* **Given data**
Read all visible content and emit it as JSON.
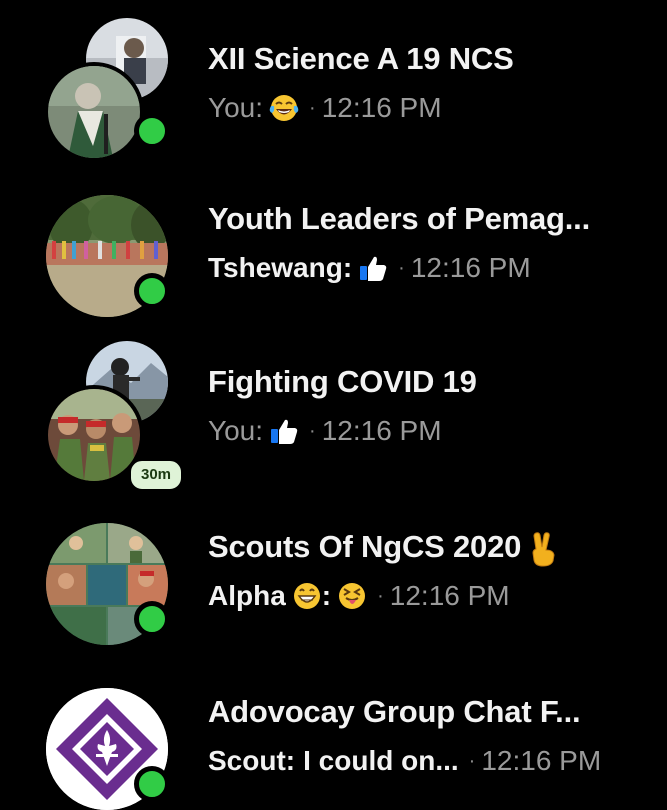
{
  "chats": [
    {
      "title": "XII Science A 19 NCS",
      "sender": "You:",
      "message_icon": "face-with-tears-of-joy-emoji",
      "separator": "·",
      "time": "12:16 PM",
      "unread": false,
      "online": true,
      "avatar_icons": [
        "group-photo-avatar-back",
        "group-photo-avatar-front"
      ]
    },
    {
      "title": "Youth Leaders of Pemag...",
      "sender": "Tshewang:",
      "message_icon": "thumbs-up-icon",
      "separator": "·",
      "time": "12:16 PM",
      "unread": true,
      "online": true,
      "avatar_icons": [
        "parade-ground-photo-avatar"
      ]
    },
    {
      "title": "Fighting COVID 19",
      "sender": "You:",
      "message_icon": "thumbs-up-icon",
      "separator": "·",
      "time": "12:16 PM",
      "unread": false,
      "online": false,
      "last_active": "30m",
      "avatar_icons": [
        "mountain-photo-avatar-back",
        "scouts-photo-avatar-front"
      ]
    },
    {
      "title": "Scouts Of NgCS 2020",
      "title_icon": "victory-hand-emoji",
      "sender": "Alpha",
      "sender_icon": "grinning-face-emoji",
      "colon": ":",
      "message_icon": "squinting-tongue-face-emoji",
      "separator": "·",
      "time": "12:16 PM",
      "unread": true,
      "online": true,
      "avatar_icons": [
        "scouts-collage-avatar"
      ]
    },
    {
      "title": "Adovocay Group Chat F...",
      "sender": "Scout:",
      "message": "I could on...",
      "separator": "·",
      "time": "12:16 PM",
      "unread": true,
      "online": true,
      "avatar_icons": [
        "scout-emblem-avatar"
      ]
    }
  ],
  "colors": {
    "background": "#000000",
    "online": "#31cc46",
    "title": "#f2f2f2",
    "muted": "#9a9a9a",
    "badge_bg": "#dff3d7"
  }
}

* **Requirements**
Go through the listing above and list every line that has the word "front".

* **Written answer**
        "group-photo-avatar-front"
        "scouts-photo-avatar-front"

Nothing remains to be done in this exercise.